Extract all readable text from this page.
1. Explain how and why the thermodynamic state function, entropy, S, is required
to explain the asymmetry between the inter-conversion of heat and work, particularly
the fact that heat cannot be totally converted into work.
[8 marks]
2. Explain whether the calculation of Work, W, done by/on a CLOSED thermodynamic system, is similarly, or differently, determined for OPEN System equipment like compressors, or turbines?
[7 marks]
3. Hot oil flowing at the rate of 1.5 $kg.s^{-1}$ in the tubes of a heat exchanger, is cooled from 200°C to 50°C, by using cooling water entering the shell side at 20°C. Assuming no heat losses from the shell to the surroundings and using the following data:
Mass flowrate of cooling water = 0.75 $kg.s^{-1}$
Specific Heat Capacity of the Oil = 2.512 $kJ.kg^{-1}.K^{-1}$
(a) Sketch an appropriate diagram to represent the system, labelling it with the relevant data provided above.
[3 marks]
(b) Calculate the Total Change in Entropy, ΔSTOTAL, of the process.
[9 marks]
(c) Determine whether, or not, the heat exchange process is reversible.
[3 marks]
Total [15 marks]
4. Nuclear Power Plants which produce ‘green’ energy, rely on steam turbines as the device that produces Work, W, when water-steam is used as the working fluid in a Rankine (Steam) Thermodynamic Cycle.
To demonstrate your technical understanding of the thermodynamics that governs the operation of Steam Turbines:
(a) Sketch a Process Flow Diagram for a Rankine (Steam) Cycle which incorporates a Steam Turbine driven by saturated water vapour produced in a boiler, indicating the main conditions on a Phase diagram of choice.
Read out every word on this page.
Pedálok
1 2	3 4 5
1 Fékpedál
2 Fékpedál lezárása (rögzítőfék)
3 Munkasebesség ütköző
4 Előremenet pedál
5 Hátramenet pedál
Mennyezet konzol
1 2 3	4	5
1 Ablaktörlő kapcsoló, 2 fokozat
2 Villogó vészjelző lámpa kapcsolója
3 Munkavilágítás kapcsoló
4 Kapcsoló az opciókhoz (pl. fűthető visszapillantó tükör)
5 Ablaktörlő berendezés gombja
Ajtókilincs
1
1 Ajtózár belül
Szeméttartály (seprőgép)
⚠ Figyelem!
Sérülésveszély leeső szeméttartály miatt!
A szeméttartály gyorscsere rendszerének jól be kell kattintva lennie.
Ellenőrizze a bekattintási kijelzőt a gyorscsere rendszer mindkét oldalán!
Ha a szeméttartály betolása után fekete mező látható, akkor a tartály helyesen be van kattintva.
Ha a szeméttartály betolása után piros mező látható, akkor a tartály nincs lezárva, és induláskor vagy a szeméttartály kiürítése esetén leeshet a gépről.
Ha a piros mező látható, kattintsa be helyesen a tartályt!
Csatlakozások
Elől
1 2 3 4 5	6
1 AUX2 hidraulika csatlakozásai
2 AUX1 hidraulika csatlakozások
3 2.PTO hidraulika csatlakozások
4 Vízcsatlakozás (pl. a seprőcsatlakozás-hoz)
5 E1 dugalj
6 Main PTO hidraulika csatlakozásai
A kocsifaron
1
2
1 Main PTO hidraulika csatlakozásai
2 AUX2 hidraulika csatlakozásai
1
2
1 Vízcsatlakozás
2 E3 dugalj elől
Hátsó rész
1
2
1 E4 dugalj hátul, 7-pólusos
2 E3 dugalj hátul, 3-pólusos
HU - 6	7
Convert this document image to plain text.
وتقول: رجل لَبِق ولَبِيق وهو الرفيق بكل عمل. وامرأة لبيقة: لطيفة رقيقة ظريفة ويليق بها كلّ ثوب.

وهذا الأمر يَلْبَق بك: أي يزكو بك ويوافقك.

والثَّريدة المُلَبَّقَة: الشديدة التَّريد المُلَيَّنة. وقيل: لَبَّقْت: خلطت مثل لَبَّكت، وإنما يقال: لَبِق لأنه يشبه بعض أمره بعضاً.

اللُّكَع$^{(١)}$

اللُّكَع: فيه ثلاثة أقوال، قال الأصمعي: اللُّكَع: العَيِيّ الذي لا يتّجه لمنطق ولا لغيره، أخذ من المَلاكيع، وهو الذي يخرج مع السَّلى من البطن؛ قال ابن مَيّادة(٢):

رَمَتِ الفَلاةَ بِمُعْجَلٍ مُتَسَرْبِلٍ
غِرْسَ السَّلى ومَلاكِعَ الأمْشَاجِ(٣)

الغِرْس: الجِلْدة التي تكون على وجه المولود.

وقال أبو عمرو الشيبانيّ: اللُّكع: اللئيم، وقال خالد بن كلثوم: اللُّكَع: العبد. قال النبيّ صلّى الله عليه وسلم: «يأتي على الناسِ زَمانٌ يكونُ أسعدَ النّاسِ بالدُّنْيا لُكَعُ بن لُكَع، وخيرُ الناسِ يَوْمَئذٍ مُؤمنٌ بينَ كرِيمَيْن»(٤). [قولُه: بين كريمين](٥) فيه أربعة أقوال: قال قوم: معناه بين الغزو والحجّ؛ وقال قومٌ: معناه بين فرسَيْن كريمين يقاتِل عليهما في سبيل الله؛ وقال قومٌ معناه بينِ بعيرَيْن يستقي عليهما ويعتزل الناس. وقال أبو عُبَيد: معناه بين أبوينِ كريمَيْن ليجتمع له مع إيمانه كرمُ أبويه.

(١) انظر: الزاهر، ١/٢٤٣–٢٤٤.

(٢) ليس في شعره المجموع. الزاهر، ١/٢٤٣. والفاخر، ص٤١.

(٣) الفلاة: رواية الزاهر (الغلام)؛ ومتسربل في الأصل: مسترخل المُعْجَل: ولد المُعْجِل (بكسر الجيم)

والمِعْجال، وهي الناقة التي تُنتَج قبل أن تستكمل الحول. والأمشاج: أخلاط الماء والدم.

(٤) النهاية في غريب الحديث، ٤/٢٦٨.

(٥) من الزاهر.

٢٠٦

- Exercise
Every record should be repeated exactly; please leave none out.

- Task solution
Extract all readable text from this page.
1. Explain how and why the thermodynamic state function, entropy, S, is required
to explain the asymmetry between the inter-conversion of heat and work, particularly
the fact that heat cannot be totally converted into work.
[8 marks]
2. Explain whether the calculation of Work, W, done by/on a CLOSED thermodynamic system, is similarly, or differently, determined for OPEN System equipment like compressors, or turbines?
[7 marks]
3. Hot oil flowing at the rate of 1.5 $kg.s^{-1}$ in the tubes of a heat exchanger, is cooled from 200°C to 50°C, by using cooling water entering the shell side at 20°C. Assuming no heat losses from the shell to the surroundings and using the following data:
Mass flowrate of cooling water = 0.75 $kg.s^{-1}$
Specific Heat Capacity of the Oil = 2.512 $kJ.kg^{-1}.K^{-1}$
(a) Sketch an appropriate diagram to represent the system, labelling it with the relevant data provided above.
[3 marks]
(b) Calculate the Total Change in Entropy, ΔSTOTAL, of the process.
[9 marks]
(c) Determine whether, or not, the heat exchange process is reversible.
[3 marks]
Total [15 marks]
4. Nuclear Power Plants which produce ‘green’ energy, rely on steam turbines as the device that produces Work, W, when water-steam is used as the working fluid in a Rankine (Steam) Thermodynamic Cycle.
To demonstrate your technical understanding of the thermodynamics that governs the operation of Steam Turbines:
(a) Sketch a Process Flow Diagram for a Rankine (Steam) Cycle which incorporates a Steam Turbine driven by saturated water vapour produced in a boiler, indicating the main conditions on a Phase diagram of choice.
Read out every word on this page.
Pedálok
1 2	3 4 5
1 Fékpedál
2 Fékpedál lezárása (rögzítőfék)
3 Munkasebesség ütköző
4 Előremenet pedál
5 Hátramenet pedál
Mennyezet konzol
1 2 3	4	5
1 Ablaktörlő kapcsoló, 2 fokozat
2 Villogó vészjelző lámpa kapcsolója
3 Munkavilágítás kapcsoló
4 Kapcsoló az opciókhoz (pl. fűthető visszapillantó tükör)
5 Ablaktörlő berendezés gombja
Ajtókilincs
1
1 Ajtózár belül
Szeméttartály (seprőgép)
⚠ Figyelem!
Sérülésveszély leeső szeméttartály miatt!
A szeméttartály gyorscsere rendszerének jól be kell kattintva lennie.
Ellenőrizze a bekattintási kijelzőt a gyorscsere rendszer mindkét oldalán!
Ha a szeméttartály betolása után fekete mező látható, akkor a tartály helyesen be van kattintva.
Ha a szeméttartály betolása után piros mező látható, akkor a tartály nincs lezárva, és induláskor vagy a szeméttartály kiürítése esetén leeshet a gépről.
Ha a piros mező látható, kattintsa be helyesen a tartályt!
Csatlakozások
Elől
1 2 3 4 5	6
1 AUX2 hidraulika csatlakozásai
2 AUX1 hidraulika csatlakozások
3 2.PTO hidraulika csatlakozások
4 Vízcsatlakozás (pl. a seprőcsatlakozás-hoz)
5 E1 dugalj
6 Main PTO hidraulika csatlakozásai
A kocsifaron
1
2
1 Main PTO hidraulika csatlakozásai
2 AUX2 hidraulika csatlakozásai
1
2
1 Vízcsatlakozás
2 E3 dugalj elől
Hátsó rész
1
2
1 E4 dugalj hátul, 7-pólusos
2 E3 dugalj hátul, 3-pólusos
HU - 6	7
Convert this document image to plain text.
وتقول: رجل لَبِق ولَبِيق وهو الرفيق بكل عمل. وامرأة لبيقة: لطيفة رقيقة ظريفة ويليق بها كلّ ثوب.

وهذا الأمر يَلْبَق بك: أي يزكو بك ويوافقك.

والثَّريدة المُلَبَّقَة: الشديدة التَّريد المُلَيَّنة. وقيل: لَبَّقْت: خلطت مثل لَبَّكت، وإنما يقال: لَبِق لأنه يشبه بعض أمره بعضاً.

اللُّكَع$^{(١)}$

اللُّكَع: فيه ثلاثة أقوال، قال الأصمعي: اللُّكَع: العَيِيّ الذي لا يتّجه لمنطق ولا لغيره، أخذ من المَلاكيع، وهو الذي يخرج مع السَّلى من البطن؛ قال ابن مَيّادة(٢):

رَمَتِ الفَلاةَ بِمُعْجَلٍ مُتَسَرْبِلٍ
غِرْسَ السَّلى ومَلاكِعَ الأمْشَاجِ(٣)

الغِرْس: الجِلْدة التي تكون على وجه المولود.

وقال أبو عمرو الشيبانيّ: اللُّكع: اللئيم، وقال خالد بن كلثوم: اللُّكَع: العبد. قال النبيّ صلّى الله عليه وسلم: «يأتي على الناسِ زَمانٌ يكونُ أسعدَ النّاسِ بالدُّنْيا لُكَعُ بن لُكَع، وخيرُ الناسِ يَوْمَئذٍ مُؤمنٌ بينَ كرِيمَيْن»(٤). [قولُه: بين كريمين](٥) فيه أربعة أقوال: قال قوم: معناه بين الغزو والحجّ؛ وقال قومٌ: معناه بين فرسَيْن كريمين يقاتِل عليهما في سبيل الله؛ وقال قومٌ معناه بينِ بعيرَيْن يستقي عليهما ويعتزل الناس. وقال أبو عُبَيد: معناه بين أبوينِ كريمَيْن ليجتمع له مع إيمانه كرمُ أبويه.

(١) انظر: الزاهر، ١/٢٤٣–٢٤٤.

(٢) ليس في شعره المجموع. الزاهر، ١/٢٤٣. والفاخر، ص٤١.

(٣) الفلاة: رواية الزاهر (الغلام)؛ ومتسربل في الأصل: مسترخل المُعْجَل: ولد المُعْجِل (بكسر الجيم)

والمِعْجال، وهي الناقة التي تُنتَج قبل أن تستكمل الحول. والأمشاج: أخلاط الماء والدم.

(٤) النهاية في غريب الحديث، ٤/٢٦٨.

(٥) من الزاهر.

٢٠٦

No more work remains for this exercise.